### Task description
Your task is to repeat all of the material exactly.

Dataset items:
——

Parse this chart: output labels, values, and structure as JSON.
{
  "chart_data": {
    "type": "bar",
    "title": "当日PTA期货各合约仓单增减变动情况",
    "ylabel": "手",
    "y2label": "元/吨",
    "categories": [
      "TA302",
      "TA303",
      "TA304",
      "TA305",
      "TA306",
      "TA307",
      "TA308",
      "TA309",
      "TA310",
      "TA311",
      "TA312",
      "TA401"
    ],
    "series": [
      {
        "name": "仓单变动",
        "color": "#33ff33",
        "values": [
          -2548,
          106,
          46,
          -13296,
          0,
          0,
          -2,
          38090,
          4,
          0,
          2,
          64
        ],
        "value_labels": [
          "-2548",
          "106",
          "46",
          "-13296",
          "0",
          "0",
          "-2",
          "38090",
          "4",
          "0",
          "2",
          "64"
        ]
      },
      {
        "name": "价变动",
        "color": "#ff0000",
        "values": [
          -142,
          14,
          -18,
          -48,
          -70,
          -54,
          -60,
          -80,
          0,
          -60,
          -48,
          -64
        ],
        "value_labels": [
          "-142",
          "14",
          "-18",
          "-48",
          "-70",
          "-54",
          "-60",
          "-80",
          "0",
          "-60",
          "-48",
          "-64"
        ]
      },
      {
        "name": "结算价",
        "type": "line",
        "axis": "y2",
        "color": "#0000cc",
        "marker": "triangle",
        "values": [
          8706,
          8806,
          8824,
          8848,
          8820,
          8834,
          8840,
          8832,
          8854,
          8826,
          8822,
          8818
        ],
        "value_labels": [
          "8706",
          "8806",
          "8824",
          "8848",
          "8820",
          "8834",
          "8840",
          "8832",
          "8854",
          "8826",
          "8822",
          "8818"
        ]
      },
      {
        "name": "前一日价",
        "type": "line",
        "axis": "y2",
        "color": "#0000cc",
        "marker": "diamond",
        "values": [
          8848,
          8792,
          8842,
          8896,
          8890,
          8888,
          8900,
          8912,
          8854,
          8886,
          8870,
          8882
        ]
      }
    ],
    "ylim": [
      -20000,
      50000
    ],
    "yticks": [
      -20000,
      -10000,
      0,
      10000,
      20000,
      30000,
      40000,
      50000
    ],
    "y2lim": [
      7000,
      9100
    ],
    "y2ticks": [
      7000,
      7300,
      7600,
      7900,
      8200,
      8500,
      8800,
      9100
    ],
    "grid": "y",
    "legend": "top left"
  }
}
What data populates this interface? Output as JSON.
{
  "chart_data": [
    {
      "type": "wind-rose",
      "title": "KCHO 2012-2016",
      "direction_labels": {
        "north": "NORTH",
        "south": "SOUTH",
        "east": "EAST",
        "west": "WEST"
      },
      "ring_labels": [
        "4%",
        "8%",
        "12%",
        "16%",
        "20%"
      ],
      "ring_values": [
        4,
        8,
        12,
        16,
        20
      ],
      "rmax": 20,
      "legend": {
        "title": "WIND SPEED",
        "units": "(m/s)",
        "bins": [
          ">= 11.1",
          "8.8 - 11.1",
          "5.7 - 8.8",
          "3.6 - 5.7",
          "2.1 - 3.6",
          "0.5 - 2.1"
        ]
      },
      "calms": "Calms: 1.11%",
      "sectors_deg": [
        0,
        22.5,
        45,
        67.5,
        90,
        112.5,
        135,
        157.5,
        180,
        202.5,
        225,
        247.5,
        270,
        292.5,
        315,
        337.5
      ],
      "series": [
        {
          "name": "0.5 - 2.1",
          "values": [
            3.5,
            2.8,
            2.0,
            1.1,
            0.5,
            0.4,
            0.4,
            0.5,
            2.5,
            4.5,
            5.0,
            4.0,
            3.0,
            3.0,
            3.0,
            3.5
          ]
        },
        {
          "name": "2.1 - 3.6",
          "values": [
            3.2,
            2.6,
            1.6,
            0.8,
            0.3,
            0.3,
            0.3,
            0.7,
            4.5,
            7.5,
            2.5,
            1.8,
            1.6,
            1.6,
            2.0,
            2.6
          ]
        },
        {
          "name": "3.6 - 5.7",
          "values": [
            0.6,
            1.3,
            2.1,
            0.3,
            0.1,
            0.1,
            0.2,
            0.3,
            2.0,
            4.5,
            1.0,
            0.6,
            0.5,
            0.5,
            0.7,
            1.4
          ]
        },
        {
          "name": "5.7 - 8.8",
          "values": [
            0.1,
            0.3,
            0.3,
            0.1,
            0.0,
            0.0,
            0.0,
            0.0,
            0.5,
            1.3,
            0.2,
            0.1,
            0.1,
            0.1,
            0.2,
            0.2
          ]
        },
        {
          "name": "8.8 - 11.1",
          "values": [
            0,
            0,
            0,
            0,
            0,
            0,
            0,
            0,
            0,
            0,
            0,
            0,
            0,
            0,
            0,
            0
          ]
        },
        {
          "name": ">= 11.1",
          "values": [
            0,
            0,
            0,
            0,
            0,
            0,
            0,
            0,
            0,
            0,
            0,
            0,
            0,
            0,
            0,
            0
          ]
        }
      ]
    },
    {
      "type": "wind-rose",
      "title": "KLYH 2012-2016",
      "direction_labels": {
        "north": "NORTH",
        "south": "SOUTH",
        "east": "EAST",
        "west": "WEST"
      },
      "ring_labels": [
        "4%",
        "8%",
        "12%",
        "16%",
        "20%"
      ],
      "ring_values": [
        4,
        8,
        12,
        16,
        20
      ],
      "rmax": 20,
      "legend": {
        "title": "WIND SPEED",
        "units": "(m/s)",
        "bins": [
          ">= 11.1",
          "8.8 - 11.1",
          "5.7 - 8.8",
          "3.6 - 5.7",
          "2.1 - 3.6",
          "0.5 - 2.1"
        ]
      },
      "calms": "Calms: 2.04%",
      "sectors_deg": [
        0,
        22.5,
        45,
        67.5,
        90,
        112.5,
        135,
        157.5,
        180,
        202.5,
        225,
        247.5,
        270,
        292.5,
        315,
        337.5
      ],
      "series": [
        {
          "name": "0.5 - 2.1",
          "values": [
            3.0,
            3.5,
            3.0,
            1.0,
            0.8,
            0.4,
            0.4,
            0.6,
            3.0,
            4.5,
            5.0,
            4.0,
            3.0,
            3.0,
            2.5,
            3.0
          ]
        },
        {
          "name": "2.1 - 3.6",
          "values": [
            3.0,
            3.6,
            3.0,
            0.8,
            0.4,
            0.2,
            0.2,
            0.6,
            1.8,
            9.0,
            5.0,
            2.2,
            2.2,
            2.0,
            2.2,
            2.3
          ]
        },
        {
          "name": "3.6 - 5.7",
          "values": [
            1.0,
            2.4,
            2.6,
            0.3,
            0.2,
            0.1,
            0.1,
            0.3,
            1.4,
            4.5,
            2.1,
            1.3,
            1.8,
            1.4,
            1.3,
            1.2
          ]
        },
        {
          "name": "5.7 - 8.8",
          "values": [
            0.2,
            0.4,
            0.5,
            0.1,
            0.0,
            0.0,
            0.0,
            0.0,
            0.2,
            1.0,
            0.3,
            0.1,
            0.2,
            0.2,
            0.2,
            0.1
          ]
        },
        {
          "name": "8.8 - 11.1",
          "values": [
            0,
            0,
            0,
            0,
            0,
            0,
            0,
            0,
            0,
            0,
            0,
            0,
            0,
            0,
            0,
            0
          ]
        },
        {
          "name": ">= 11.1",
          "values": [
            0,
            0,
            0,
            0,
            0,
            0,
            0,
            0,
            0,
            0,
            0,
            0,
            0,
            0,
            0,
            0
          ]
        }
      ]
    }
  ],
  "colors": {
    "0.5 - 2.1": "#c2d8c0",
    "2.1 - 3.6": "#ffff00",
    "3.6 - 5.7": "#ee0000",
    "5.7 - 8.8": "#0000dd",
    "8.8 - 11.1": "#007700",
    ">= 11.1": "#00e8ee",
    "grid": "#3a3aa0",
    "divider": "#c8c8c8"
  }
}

——

### Response to this task
Parse this chart: output labels, values, and structure as JSON.
{
  "chart_data": {
    "type": "bar",
    "title": "当日PTA期货各合约仓单增减变动情况",
    "ylabel": "手",
    "y2label": "元/吨",
    "categories": [
      "TA302",
      "TA303",
      "TA304",
      "TA305",
      "TA306",
      "TA307",
      "TA308",
      "TA309",
      "TA310",
      "TA311",
      "TA312",
      "TA401"
    ],
    "series": [
      {
        "name": "仓单变动",
        "color": "#33ff33",
        "values": [
          -2548,
          106,
          46,
          -13296,
          0,
          0,
          -2,
          38090,
          4,
          0,
          2,
          64
        ],
        "value_labels": [
          "-2548",
          "106",
          "46",
          "-13296",
          "0",
          "0",
          "-2",
          "38090",
          "4",
          "0",
          "2",
          "64"
        ]
      },
      {
        "name": "价变动",
        "color": "#ff0000",
        "values": [
          -142,
          14,
          -18,
          -48,
          -70,
          -54,
          -60,
          -80,
          0,
          -60,
          -48,
          -64
        ],
        "value_labels": [
          "-142",
          "14",
          "-18",
          "-48",
          "-70",
          "-54",
          "-60",
          "-80",
          "0",
          "-60",
          "-48",
          "-64"
        ]
      },
      {
        "name": "结算价",
        "type": "line",
        "axis": "y2",
        "color": "#0000cc",
        "marker": "triangle",
        "values": [
          8706,
          8806,
          8824,
          8848,
          8820,
          8834,
          8840,
          8832,
          8854,
          8826,
          8822,
          8818
        ],
        "value_labels": [
          "8706",
          "8806",
          "8824",
          "8848",
          "8820",
          "8834",
          "8840",
          "8832",
          "8854",
          "8826",
          "8822",
          "8818"
        ]
      },
      {
        "name": "前一日价",
        "type": "line",
        "axis": "y2",
        "color": "#0000cc",
        "marker": "diamond",
        "values": [
          8848,
          8792,
          8842,
          8896,
          8890,
          8888,
          8900,
          8912,
          8854,
          8886,
          8870,
          8882
        ]
      }
    ],
    "ylim": [
      -20000,
      50000
    ],
    "yticks": [
      -20000,
      -10000,
      0,
      10000,
      20000,
      30000,
      40000,
      50000
    ],
    "y2lim": [
      7000,
      9100
    ],
    "y2ticks": [
      7000,
      7300,
      7600,
      7900,
      8200,
      8500,
      8800,
      9100
    ],
    "grid": "y",
    "legend": "top left"
  }
}
What data populates this interface? Output as JSON.
{
  "chart_data": [
    {
      "type": "wind-rose",
      "title": "KCHO 2012-2016",
      "direction_labels": {
        "north": "NORTH",
        "south": "SOUTH",
        "east": "EAST",
        "west": "WEST"
      },
      "ring_labels": [
        "4%",
        "8%",
        "12%",
        "16%",
        "20%"
      ],
      "ring_values": [
        4,
        8,
        12,
        16,
        20
      ],
      "rmax": 20,
      "legend": {
        "title": "WIND SPEED",
        "units": "(m/s)",
        "bins": [
          ">= 11.1",
          "8.8 - 11.1",
          "5.7 - 8.8",
          "3.6 - 5.7",
          "2.1 - 3.6",
          "0.5 - 2.1"
        ]
      },
      "calms": "Calms: 1.11%",
      "sectors_deg": [
        0,
        22.5,
        45,
        67.5,
        90,
        112.5,
        135,
        157.5,
        180,
        202.5,
        225,
        247.5,
        270,
        292.5,
        315,
        337.5
      ],
      "series": [
        {
          "name": "0.5 - 2.1",
          "values": [
            3.5,
            2.8,
            2.0,
            1.1,
            0.5,
            0.4,
            0.4,
            0.5,
            2.5,
            4.5,
            5.0,
            4.0,
            3.0,
            3.0,
            3.0,
            3.5
          ]
        },
        {
          "name": "2.1 - 3.6",
          "values": [
            3.2,
            2.6,
            1.6,
            0.8,
            0.3,
            0.3,
            0.3,
            0.7,
            4.5,
            7.5,
            2.5,
            1.8,
            1.6,
            1.6,
            2.0,
            2.6
          ]
        },
        {
          "name": "3.6 - 5.7",
          "values": [
            0.6,
            1.3,
            2.1,
            0.3,
            0.1,
            0.1,
            0.2,
            0.3,
            2.0,
            4.5,
            1.0,
            0.6,
            0.5,
            0.5,
            0.7,
            1.4
          ]
        },
        {
          "name": "5.7 - 8.8",
          "values": [
            0.1,
            0.3,
            0.3,
            0.1,
            0.0,
            0.0,
            0.0,
            0.0,
            0.5,
            1.3,
            0.2,
            0.1,
            0.1,
            0.1,
            0.2,
            0.2
          ]
        },
        {
          "name": "8.8 - 11.1",
          "values": [
            0,
            0,
            0,
            0,
            0,
            0,
            0,
            0,
            0,
            0,
            0,
            0,
            0,
            0,
            0,
            0
          ]
        },
        {
          "name": ">= 11.1",
          "values": [
            0,
            0,
            0,
            0,
            0,
            0,
            0,
            0,
            0,
            0,
            0,
            0,
            0,
            0,
            0,
            0
          ]
        }
      ]
    },
    {
      "type": "wind-rose",
      "title": "KLYH 2012-2016",
      "direction_labels": {
        "north": "NORTH",
        "south": "SOUTH",
        "east": "EAST",
        "west": "WEST"
      },
      "ring_labels": [
        "4%",
        "8%",
        "12%",
        "16%",
        "20%"
      ],
      "ring_values": [
        4,
        8,
        12,
        16,
        20
      ],
      "rmax": 20,
      "legend": {
        "title": "WIND SPEED",
        "units": "(m/s)",
        "bins": [
          ">= 11.1",
          "8.8 - 11.1",
          "5.7 - 8.8",
          "3.6 - 5.7",
          "2.1 - 3.6",
          "0.5 - 2.1"
        ]
      },
      "calms": "Calms: 2.04%",
      "sectors_deg": [
        0,
        22.5,
        45,
        67.5,
        90,
        112.5,
        135,
        157.5,
        180,
        202.5,
        225,
        247.5,
        270,
        292.5,
        315,
        337.5
      ],
      "series": [
        {
          "name": "0.5 - 2.1",
          "values": [
            3.0,
            3.5,
            3.0,
            1.0,
            0.8,
            0.4,
            0.4,
            0.6,
            3.0,
            4.5,
            5.0,
            4.0,
            3.0,
            3.0,
            2.5,
            3.0
          ]
        },
        {
          "name": "2.1 - 3.6",
          "values": [
            3.0,
            3.6,
            3.0,
            0.8,
            0.4,
            0.2,
            0.2,
            0.6,
            1.8,
            9.0,
            5.0,
            2.2,
            2.2,
            2.0,
            2.2,
            2.3
          ]
        },
        {
          "name": "3.6 - 5.7",
          "values": [
            1.0,
            2.4,
            2.6,
            0.3,
            0.2,
            0.1,
            0.1,
            0.3,
            1.4,
            4.5,
            2.1,
            1.3,
            1.8,
            1.4,
            1.3,
            1.2
          ]
        },
        {
          "name": "5.7 - 8.8",
          "values": [
            0.2,
            0.4,
            0.5,
            0.1,
            0.0,
            0.0,
            0.0,
            0.0,
            0.2,
            1.0,
            0.3,
            0.1,
            0.2,
            0.2,
            0.2,
            0.1
          ]
        },
        {
          "name": "8.8 - 11.1",
          "values": [
            0,
            0,
            0,
            0,
            0,
            0,
            0,
            0,
            0,
            0,
            0,
            0,
            0,
            0,
            0,
            0
          ]
        },
        {
          "name": ">= 11.1",
          "values": [
            0,
            0,
            0,
            0,
            0,
            0,
            0,
            0,
            0,
            0,
            0,
            0,
            0,
            0,
            0,
            0
          ]
        }
      ]
    }
  ],
  "colors": {
    "0.5 - 2.1": "#c2d8c0",
    "2.1 - 3.6": "#ffff00",
    "3.6 - 5.7": "#ee0000",
    "5.7 - 8.8": "#0000dd",
    "8.8 - 11.1": "#007700",
    ">= 11.1": "#00e8ee",
    "grid": "#3a3aa0",
    "divider": "#c8c8c8"
  }
}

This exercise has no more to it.